=== Dataset records ===

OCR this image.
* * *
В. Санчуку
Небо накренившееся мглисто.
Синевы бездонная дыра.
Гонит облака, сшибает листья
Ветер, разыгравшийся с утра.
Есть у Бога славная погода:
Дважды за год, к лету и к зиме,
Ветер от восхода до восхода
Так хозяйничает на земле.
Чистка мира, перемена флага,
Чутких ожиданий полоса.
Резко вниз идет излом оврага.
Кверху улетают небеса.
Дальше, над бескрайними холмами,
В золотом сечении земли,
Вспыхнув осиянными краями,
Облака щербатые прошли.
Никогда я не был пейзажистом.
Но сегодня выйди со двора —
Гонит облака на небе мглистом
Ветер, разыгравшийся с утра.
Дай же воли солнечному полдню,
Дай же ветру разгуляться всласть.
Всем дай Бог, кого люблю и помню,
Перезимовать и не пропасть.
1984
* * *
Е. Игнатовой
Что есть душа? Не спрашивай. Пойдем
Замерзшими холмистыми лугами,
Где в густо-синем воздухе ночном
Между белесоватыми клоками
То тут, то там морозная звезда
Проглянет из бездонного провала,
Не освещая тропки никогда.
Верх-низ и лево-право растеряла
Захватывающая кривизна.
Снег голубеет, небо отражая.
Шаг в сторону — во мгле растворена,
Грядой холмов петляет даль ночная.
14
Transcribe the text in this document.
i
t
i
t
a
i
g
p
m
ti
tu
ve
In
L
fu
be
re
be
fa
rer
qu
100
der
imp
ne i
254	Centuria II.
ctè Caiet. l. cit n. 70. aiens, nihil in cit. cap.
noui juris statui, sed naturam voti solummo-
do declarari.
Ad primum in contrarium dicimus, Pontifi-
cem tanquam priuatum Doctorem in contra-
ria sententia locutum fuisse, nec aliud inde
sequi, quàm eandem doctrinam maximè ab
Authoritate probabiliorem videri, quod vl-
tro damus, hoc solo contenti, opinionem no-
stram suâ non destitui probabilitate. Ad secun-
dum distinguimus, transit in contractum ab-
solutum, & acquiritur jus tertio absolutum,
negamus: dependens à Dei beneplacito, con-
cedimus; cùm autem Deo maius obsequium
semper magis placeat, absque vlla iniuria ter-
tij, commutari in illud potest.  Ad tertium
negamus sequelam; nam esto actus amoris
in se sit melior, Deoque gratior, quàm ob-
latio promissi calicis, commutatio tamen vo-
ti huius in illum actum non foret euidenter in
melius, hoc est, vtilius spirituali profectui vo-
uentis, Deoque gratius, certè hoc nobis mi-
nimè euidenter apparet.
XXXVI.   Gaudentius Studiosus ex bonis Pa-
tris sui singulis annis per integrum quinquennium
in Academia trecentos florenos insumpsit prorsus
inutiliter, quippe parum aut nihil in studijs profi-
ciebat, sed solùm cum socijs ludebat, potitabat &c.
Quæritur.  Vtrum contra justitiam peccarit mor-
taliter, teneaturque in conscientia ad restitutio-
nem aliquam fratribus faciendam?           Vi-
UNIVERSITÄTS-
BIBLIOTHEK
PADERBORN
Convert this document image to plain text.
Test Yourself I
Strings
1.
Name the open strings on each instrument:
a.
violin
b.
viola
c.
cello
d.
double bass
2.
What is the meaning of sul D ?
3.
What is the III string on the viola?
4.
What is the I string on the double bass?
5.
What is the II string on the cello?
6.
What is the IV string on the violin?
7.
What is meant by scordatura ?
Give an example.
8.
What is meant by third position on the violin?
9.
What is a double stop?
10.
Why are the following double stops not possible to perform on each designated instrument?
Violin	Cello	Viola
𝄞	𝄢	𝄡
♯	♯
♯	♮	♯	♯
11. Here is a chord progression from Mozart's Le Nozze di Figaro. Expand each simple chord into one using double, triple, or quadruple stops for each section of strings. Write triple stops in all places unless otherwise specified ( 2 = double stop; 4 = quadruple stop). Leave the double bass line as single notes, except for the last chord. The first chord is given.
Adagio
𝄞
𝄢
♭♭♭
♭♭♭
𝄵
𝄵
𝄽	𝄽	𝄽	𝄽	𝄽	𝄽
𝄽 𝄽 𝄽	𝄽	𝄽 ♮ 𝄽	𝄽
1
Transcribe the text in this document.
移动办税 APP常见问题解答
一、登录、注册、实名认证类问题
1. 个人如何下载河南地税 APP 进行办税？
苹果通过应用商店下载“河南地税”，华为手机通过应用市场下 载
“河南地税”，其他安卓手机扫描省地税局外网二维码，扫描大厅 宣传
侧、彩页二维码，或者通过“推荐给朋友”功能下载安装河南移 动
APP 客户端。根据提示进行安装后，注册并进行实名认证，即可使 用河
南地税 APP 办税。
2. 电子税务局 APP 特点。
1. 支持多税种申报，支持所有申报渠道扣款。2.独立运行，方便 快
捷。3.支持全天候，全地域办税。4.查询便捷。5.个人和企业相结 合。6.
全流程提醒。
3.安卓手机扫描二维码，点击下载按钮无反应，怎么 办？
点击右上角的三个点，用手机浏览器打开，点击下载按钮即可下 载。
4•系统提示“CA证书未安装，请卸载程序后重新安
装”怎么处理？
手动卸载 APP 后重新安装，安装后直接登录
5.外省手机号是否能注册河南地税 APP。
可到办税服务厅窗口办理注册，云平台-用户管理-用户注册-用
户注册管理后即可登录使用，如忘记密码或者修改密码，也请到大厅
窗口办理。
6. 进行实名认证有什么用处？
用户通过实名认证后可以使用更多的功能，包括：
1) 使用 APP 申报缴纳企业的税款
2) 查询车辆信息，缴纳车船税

===

Find each line that has the word "Deoque", then copy it out.

in se sit melior, Deoque gratior, quàm ob-
uentis, Deoque gratius, certè hoc nobis mi-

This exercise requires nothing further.